__INSTRUCTIONS TO FOLLOW__:
Pull out every line below that contains the word "الزواجر".

__MATERIAL SHOWN__:
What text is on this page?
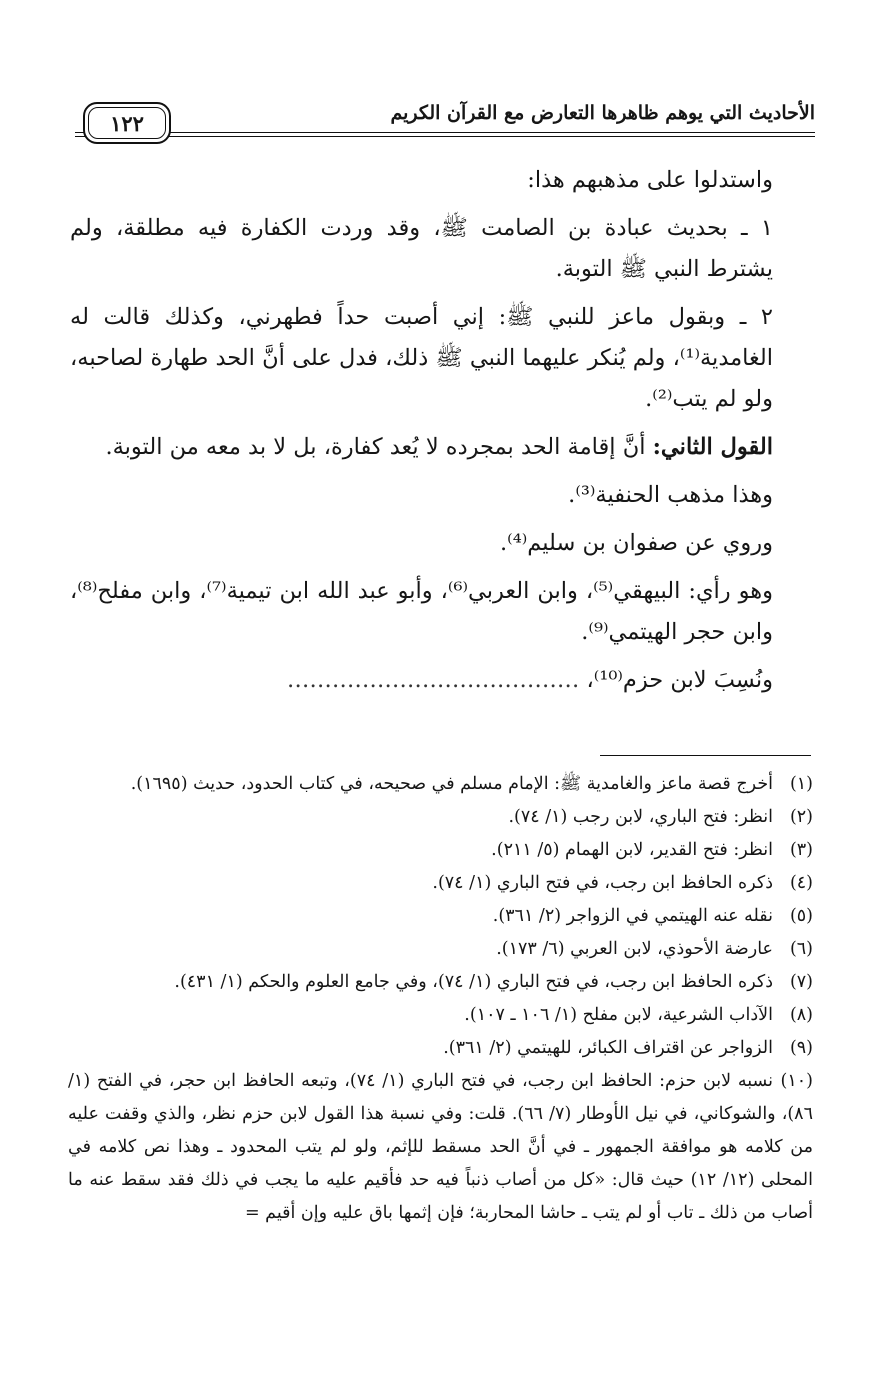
١٢٢	الأحاديث التي يوهم ظاهرها التعارض مع القرآن الكريم

واستدلوا على مذهبهم هذا:

١ ـ بحديث عبادة بن الصامت ﷺ، وقد وردت الكفارة فيه مطلقة، ولم يشترط النبي ﷺ التوبة.

٢ ـ وبقول ماعز للنبي ﷺ: إني أصبت حداً فطهرني، وكذلك قالت له الغامدية⁽¹⁾، ولم يُنكر عليهما النبي ﷺ ذلك، فدل على أنَّ الحد طهارة لصاحبه، ولو لم يتب⁽²⁾.

القول الثاني: أنَّ إقامة الحد بمجرده لا يُعد كفارة، بل لا بد معه من التوبة.

وهذا مذهب الحنفية⁽³⁾.

وروي عن صفوان بن سليم⁽⁴⁾.

وهو رأي: البيهقي⁽⁵⁾، وابن العربي⁽⁶⁾، وأبو عبد الله ابن تيمية⁽⁷⁾، وابن مفلح⁽⁸⁾، وابن حجر الهيتمي⁽⁹⁾.

ونُسِبَ لابن حزم⁽¹⁰⁾، …………………………………

(١)أخرج قصة ماعز والغامدية ﷺ: الإمام مسلم في صحيحه، في كتاب الحدود، حديث (١٦٩٥).

(٢)انظر: فتح الباري، لابن رجب (١/ ٧٤).

(٣)انظر: فتح القدير، لابن الهمام (٥/ ٢١١).

(٤)ذكره الحافظ ابن رجب، في فتح الباري (١/ ٧٤).

(٥)نقله عنه الهيتمي في الزواجر (٢/ ٣٦١).

(٦)عارضة الأحوذي، لابن العربي (٦/ ١٧٣).

(٧)ذكره الحافظ ابن رجب، في فتح الباري (١/ ٧٤)، وفي جامع العلوم والحكم (١/ ٤٣١).

(٨)الآداب الشرعية، لابن مفلح (١/ ١٠٦ ـ ١٠٧).

(٩)الزواجر عن اقتراف الكبائر، للهيتمي (٢/ ٣٦١).

(١٠)نسبه لابن حزم: الحافظ ابن رجب، في فتح الباري (١/ ٧٤)، وتبعه الحافظ ابن حجر، في الفتح (١/ ٨٦)، والشوكاني، في نيل الأوطار (٧/ ٦٦). قلت: وفي نسبة هذا القول لابن حزم نظر، والذي وقفت عليه من كلامه هو موافقة الجمهور ـ في أنَّ الحد مسقط للإثم، ولو لم يتب المحدود ـ وهذا نص كلامه في المحلى (١٢/ ١٢) حيث قال: «كل من أصاب ذنباً فيه حد فأقيم عليه ما يجب في ذلك فقد سقط عنه ما أصاب من ذلك ـ تاب أو لم يتب ـ حاشا المحاربة؛ فإن إثمها باق عليه وإن أقيم =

__RESPONSE FOR THIS EXERCISE__:
(٥)نقله عنه الهيتمي في الزواجر (٢/ ٣٦١).
(٩)الزواجر عن اقتراف الكبائر، للهيتمي (٢/ ٣٦١).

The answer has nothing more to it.